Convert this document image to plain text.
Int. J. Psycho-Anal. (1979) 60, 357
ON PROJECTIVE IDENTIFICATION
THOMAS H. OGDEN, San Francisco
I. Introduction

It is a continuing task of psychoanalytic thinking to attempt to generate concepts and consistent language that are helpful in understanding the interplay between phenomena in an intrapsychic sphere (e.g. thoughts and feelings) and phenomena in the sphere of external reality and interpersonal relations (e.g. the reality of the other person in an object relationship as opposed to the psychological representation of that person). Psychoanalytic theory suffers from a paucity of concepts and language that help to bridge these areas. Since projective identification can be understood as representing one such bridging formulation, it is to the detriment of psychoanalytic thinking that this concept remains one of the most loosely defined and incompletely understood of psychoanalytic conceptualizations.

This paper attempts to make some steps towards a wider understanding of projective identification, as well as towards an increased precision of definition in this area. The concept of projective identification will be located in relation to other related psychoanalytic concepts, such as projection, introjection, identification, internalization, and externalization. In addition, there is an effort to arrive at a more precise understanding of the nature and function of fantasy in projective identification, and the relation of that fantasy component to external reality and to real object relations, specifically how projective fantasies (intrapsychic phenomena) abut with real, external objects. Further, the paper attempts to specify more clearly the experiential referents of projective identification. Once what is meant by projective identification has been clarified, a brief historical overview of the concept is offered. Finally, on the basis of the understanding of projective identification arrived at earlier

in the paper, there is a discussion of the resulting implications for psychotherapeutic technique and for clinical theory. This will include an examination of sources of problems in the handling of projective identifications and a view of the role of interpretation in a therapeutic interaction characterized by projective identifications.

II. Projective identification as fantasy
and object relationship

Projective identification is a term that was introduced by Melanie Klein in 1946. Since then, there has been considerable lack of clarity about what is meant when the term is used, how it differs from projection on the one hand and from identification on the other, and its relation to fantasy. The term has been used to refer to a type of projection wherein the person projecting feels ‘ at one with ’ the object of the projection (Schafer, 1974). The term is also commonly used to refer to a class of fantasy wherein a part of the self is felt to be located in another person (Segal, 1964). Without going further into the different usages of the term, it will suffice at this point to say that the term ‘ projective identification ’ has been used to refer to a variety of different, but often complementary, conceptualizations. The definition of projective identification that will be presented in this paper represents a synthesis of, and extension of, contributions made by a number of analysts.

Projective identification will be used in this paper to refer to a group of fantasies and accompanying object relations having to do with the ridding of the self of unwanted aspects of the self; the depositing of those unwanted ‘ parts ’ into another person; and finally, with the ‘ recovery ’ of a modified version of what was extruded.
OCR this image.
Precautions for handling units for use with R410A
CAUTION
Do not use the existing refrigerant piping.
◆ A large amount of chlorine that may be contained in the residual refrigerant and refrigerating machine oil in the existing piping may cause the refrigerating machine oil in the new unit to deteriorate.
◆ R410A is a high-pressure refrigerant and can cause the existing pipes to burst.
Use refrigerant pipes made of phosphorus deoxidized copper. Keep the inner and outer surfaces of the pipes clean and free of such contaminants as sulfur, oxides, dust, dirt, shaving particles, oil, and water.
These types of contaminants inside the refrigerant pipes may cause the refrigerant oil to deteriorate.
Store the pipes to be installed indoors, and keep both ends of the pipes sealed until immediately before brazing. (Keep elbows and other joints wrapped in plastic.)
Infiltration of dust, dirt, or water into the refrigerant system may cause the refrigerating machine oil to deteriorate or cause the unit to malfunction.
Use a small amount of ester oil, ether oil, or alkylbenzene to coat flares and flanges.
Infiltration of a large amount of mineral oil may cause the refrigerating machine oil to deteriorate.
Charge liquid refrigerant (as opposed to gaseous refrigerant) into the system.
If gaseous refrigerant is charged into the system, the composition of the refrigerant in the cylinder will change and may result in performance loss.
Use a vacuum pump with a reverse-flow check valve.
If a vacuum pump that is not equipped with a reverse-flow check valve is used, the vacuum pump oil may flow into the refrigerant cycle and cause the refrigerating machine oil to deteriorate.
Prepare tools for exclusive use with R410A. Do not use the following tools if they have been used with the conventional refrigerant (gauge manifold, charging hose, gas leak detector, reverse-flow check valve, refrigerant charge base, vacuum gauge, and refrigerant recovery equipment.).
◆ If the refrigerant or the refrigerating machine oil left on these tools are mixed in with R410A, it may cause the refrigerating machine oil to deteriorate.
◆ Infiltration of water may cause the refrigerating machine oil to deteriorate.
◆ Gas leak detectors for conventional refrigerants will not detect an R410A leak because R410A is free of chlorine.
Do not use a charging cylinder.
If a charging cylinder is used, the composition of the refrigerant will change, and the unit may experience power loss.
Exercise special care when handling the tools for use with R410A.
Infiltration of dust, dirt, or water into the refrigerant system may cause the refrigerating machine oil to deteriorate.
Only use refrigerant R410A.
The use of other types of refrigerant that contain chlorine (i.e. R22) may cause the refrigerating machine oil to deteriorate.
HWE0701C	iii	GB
...
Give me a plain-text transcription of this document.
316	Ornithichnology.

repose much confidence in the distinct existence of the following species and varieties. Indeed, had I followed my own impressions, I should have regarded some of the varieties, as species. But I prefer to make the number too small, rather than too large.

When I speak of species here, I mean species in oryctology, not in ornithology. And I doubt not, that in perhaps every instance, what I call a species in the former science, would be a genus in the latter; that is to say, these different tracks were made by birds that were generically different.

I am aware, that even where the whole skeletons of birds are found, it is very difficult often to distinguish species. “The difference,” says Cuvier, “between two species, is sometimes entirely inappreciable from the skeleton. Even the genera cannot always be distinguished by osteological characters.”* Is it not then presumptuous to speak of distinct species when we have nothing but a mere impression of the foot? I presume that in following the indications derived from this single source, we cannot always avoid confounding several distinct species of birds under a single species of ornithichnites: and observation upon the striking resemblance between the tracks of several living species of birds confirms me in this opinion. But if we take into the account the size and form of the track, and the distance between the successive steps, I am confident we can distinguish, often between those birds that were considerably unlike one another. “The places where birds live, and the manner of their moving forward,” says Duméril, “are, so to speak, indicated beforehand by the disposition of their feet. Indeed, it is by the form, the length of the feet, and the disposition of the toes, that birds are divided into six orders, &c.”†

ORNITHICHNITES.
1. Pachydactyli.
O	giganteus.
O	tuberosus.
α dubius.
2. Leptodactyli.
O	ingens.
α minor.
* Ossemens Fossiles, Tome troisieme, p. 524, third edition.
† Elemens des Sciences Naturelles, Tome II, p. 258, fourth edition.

Prompt: Check every line for "free" and show the ones that have it.

Correct result:
Use refrigerant pipes made of phosphorus deoxidized copper. Keep the inner and outer surfaces of the pipes clean and free of such contaminants as sulfur, oxides, dust, dirt, shaving particles, oil, and water.
◆ Gas leak detectors for conventional refrigerants will not detect an R410A leak because R410A is free of chlorine.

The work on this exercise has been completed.